**Written request:**
Take each line that has the word "Secure" and return it.

**Information given:**
[start]
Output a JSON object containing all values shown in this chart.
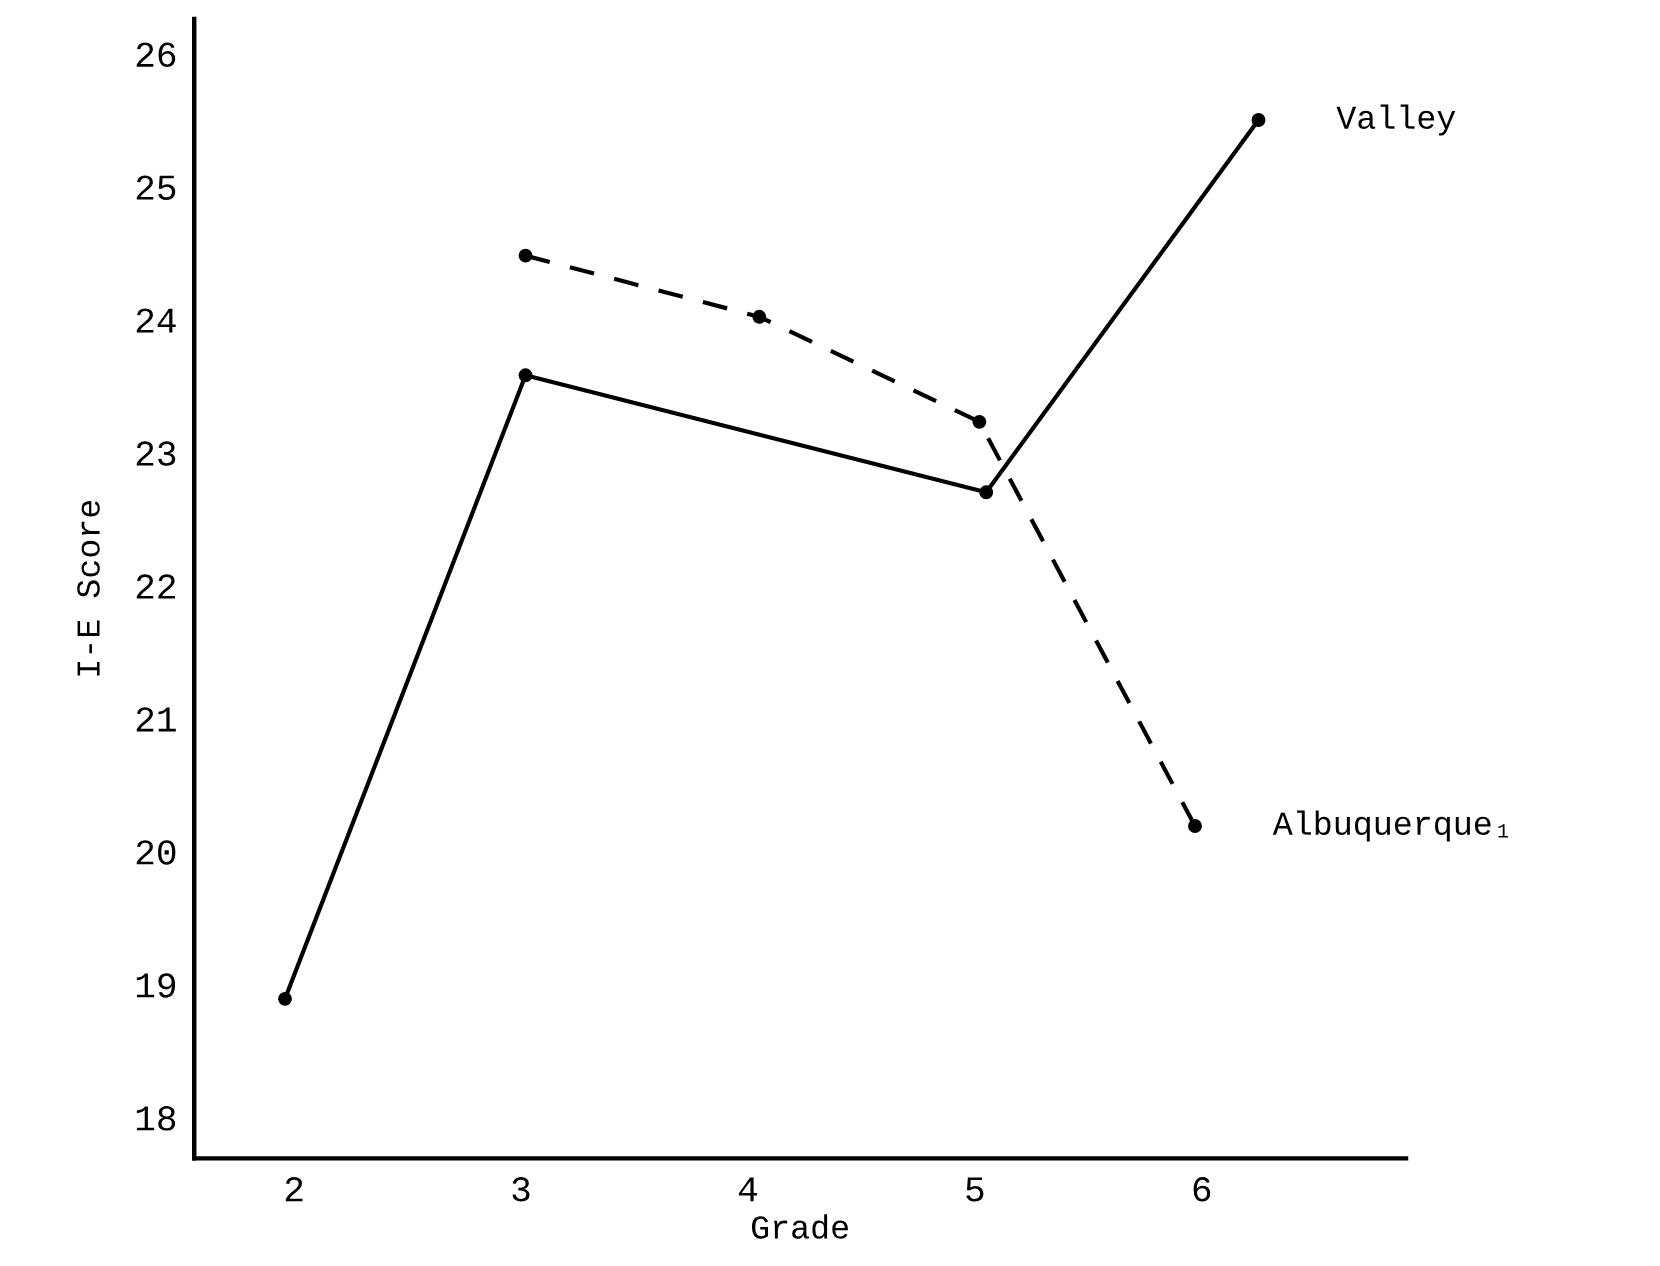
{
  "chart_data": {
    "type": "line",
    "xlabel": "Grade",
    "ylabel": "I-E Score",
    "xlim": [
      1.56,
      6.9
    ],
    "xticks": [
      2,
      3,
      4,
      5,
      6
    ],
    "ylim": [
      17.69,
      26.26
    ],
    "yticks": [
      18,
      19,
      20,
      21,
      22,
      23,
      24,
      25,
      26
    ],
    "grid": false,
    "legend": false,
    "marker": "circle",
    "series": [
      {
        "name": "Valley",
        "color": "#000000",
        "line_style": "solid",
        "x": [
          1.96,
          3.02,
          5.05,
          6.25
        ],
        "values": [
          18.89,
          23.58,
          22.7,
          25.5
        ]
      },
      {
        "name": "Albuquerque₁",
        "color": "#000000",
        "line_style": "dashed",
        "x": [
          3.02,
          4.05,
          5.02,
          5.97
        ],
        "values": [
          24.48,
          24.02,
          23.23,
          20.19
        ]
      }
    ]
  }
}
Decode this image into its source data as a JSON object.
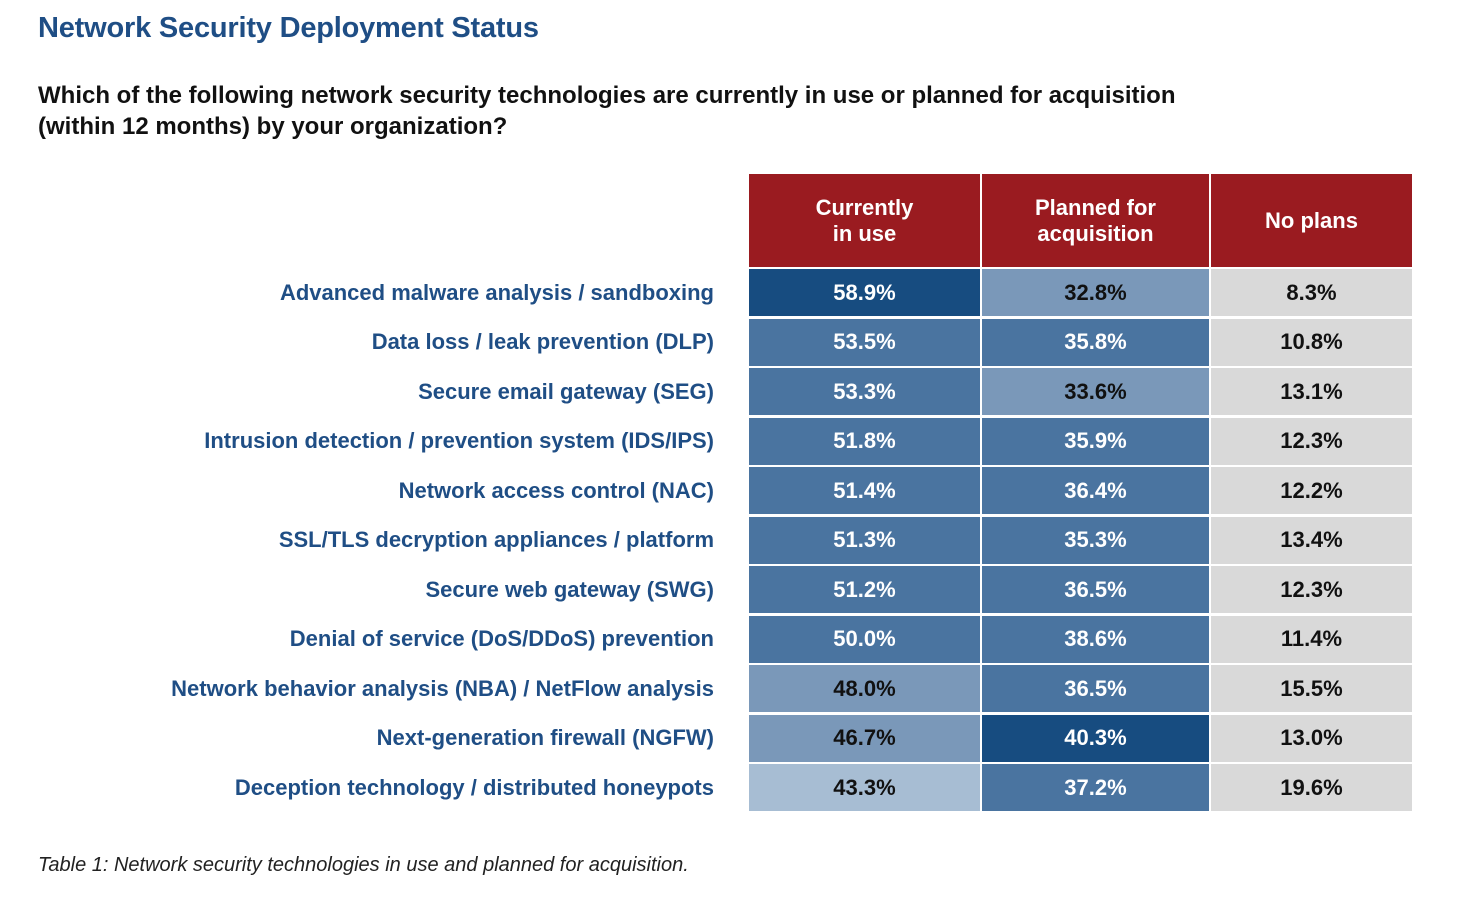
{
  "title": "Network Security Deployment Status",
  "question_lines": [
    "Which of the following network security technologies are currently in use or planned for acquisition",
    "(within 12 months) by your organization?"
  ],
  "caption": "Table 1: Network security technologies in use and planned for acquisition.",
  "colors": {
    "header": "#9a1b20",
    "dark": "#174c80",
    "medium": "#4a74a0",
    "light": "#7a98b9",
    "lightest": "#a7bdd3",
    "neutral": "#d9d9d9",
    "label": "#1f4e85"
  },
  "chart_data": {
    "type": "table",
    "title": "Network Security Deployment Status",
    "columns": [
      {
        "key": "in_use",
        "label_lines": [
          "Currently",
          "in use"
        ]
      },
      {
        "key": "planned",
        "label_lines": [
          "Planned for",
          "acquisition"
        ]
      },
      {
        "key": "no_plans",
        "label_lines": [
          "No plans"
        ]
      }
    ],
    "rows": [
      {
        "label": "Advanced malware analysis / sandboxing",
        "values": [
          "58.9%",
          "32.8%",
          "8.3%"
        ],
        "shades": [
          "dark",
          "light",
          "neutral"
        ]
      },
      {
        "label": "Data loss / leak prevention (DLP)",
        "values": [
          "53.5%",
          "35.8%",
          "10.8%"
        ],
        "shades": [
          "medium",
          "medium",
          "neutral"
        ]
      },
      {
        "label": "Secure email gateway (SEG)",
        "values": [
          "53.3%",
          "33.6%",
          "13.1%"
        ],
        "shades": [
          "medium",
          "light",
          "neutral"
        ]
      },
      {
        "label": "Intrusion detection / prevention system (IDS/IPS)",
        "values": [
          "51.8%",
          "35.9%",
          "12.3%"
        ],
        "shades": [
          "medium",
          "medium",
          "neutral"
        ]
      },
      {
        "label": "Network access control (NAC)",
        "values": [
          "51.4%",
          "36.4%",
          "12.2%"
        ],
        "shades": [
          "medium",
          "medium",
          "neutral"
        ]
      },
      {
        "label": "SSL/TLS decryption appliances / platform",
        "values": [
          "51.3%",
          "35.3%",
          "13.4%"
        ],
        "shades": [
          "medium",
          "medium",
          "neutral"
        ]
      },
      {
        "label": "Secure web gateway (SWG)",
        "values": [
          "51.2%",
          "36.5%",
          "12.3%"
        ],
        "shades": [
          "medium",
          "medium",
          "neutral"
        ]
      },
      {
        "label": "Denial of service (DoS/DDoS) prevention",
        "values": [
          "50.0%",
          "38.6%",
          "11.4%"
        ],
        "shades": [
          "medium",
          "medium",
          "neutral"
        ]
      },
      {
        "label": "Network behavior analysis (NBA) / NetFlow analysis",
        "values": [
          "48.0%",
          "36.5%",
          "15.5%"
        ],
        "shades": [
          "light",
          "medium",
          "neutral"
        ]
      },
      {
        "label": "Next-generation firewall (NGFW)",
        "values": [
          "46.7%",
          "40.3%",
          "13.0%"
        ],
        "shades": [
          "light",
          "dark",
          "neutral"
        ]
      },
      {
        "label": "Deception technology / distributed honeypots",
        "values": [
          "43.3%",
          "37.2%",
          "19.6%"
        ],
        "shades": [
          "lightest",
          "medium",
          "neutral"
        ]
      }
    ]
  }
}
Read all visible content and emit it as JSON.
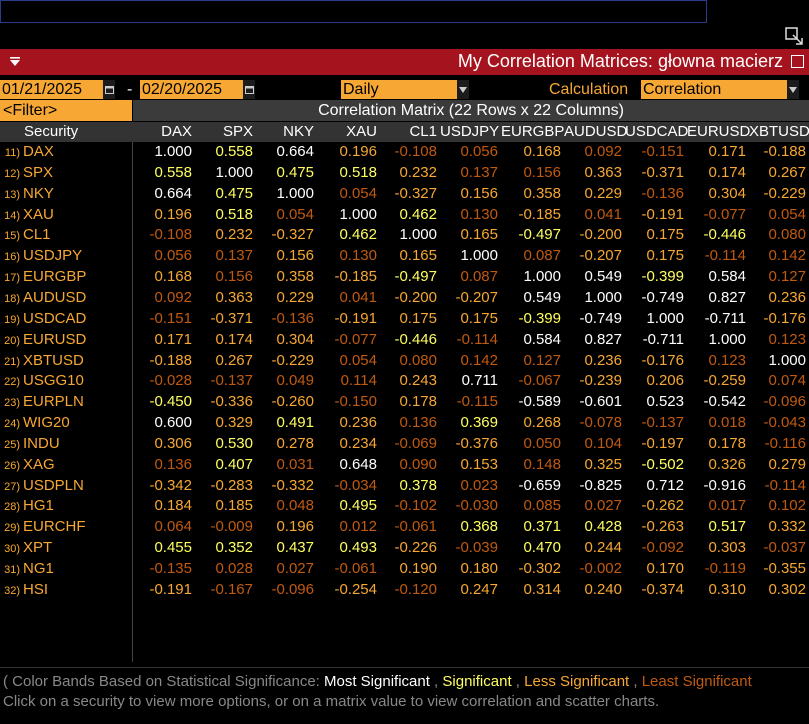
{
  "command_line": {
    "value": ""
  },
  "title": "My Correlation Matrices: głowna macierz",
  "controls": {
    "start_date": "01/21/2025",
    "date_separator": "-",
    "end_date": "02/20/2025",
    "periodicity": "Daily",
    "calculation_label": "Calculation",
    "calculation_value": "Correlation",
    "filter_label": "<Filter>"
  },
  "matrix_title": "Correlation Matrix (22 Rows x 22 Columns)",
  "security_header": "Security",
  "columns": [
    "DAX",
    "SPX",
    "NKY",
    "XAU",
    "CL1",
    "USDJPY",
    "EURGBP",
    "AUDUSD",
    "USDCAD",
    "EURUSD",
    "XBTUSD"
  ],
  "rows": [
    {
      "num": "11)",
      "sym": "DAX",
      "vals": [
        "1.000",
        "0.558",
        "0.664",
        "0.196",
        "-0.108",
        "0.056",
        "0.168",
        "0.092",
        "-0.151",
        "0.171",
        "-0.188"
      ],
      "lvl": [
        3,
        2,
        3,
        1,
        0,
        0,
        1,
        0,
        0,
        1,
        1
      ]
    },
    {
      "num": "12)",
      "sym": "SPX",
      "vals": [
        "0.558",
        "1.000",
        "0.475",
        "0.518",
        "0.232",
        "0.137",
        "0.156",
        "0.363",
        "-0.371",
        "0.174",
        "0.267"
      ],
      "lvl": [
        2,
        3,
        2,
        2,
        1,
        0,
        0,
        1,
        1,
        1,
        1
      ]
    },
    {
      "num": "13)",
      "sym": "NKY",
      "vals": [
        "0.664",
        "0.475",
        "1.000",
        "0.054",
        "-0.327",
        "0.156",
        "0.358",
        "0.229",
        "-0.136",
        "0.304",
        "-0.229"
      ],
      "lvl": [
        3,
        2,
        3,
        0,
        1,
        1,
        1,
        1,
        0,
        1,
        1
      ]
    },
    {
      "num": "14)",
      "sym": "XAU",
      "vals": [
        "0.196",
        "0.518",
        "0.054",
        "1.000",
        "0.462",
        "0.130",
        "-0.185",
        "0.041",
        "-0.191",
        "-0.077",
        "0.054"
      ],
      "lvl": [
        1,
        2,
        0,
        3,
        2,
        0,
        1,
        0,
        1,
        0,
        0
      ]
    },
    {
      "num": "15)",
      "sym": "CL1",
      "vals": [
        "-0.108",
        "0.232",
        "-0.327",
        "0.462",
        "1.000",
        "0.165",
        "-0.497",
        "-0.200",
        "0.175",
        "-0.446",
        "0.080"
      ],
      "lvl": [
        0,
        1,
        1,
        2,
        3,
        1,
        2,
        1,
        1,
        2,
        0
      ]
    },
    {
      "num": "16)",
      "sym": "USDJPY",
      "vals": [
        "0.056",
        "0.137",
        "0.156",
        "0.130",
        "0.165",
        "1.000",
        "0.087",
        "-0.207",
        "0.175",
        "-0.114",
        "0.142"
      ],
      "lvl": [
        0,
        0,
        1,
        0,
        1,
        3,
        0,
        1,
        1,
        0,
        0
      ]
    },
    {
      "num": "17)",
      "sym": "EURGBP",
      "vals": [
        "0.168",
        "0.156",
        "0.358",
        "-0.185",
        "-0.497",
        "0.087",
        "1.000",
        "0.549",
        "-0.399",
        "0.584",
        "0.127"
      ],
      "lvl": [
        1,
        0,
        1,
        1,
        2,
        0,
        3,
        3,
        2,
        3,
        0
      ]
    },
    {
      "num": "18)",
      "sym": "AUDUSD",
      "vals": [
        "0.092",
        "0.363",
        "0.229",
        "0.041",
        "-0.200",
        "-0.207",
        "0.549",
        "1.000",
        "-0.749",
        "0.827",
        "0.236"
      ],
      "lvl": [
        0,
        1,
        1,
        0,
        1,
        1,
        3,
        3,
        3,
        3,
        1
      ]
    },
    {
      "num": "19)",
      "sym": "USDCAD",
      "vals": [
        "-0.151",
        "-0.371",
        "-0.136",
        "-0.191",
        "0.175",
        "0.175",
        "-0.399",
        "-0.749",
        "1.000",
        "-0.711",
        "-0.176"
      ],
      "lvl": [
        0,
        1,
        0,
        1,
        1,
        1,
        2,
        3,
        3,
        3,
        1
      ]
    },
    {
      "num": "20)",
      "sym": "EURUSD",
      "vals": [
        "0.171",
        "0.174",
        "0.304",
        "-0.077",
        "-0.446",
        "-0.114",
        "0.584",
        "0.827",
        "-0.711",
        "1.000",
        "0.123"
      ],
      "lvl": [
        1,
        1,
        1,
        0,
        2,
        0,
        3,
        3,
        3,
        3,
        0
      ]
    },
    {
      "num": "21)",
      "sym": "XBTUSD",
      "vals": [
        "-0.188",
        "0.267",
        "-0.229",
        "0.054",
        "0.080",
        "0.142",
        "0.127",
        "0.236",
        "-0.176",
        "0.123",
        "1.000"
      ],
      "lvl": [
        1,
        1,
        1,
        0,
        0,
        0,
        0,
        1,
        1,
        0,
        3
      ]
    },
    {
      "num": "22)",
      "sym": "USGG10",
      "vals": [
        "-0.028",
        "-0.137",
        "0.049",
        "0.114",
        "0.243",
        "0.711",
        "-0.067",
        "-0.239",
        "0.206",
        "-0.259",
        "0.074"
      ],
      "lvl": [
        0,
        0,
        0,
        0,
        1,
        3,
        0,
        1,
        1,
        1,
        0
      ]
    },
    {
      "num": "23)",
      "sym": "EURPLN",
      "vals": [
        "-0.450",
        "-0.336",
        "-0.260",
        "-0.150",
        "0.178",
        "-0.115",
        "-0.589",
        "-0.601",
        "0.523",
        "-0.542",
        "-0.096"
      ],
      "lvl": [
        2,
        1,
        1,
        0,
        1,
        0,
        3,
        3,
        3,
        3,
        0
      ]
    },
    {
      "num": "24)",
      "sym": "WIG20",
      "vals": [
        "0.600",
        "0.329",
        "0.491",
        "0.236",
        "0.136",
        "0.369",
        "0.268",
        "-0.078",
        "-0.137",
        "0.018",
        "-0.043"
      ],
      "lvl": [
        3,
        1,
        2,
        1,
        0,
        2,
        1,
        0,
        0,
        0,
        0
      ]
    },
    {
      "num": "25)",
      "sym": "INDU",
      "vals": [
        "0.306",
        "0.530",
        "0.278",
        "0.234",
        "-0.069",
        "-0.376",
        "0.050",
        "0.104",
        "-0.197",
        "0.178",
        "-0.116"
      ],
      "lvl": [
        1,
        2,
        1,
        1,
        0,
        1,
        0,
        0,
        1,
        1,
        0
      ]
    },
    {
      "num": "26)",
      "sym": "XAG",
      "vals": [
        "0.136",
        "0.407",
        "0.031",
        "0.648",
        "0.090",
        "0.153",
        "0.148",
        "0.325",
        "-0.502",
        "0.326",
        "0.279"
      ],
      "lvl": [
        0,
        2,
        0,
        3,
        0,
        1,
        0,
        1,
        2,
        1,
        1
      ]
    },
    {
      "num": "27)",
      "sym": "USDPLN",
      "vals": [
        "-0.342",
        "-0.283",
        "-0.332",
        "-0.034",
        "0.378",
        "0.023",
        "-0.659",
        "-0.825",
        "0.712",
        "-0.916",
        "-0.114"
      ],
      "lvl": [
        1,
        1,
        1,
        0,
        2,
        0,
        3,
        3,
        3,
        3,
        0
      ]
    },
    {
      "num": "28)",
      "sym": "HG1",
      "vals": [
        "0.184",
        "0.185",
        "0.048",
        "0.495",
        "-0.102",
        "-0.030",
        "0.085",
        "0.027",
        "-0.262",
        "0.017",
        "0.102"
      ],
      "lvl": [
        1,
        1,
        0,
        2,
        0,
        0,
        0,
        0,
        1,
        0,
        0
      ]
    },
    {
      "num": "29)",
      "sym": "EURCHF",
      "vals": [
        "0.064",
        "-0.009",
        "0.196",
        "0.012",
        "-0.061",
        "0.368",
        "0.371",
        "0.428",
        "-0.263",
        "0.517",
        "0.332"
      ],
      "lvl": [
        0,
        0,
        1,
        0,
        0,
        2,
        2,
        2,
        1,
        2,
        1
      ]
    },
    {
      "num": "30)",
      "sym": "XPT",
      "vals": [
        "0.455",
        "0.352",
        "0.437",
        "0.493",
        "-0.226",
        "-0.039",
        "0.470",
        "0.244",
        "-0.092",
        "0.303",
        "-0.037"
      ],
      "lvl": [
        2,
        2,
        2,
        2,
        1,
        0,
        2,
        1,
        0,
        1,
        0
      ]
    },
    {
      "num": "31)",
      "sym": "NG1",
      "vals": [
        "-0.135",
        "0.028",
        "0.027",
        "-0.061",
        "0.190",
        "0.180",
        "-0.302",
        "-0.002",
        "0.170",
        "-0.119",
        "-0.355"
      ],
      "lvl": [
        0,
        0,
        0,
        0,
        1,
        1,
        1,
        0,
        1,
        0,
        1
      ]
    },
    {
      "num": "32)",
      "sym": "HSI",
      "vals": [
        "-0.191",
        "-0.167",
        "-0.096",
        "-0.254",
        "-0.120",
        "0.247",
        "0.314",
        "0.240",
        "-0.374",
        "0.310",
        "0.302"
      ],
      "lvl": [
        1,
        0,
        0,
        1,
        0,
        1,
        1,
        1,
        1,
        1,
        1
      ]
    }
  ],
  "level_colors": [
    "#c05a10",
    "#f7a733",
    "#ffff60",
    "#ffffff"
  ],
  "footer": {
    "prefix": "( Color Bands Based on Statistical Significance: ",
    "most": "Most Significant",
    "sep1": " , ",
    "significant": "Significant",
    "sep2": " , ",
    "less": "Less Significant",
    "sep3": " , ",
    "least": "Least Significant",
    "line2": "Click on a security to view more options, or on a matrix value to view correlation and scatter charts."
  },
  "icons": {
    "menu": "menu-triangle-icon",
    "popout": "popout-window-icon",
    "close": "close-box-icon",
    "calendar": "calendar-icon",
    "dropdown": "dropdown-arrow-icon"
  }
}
[end]
**Answer to the problem:**
        "label": "Secure email gateway (SEG)",
        "label": "Secure web gateway (SWG)",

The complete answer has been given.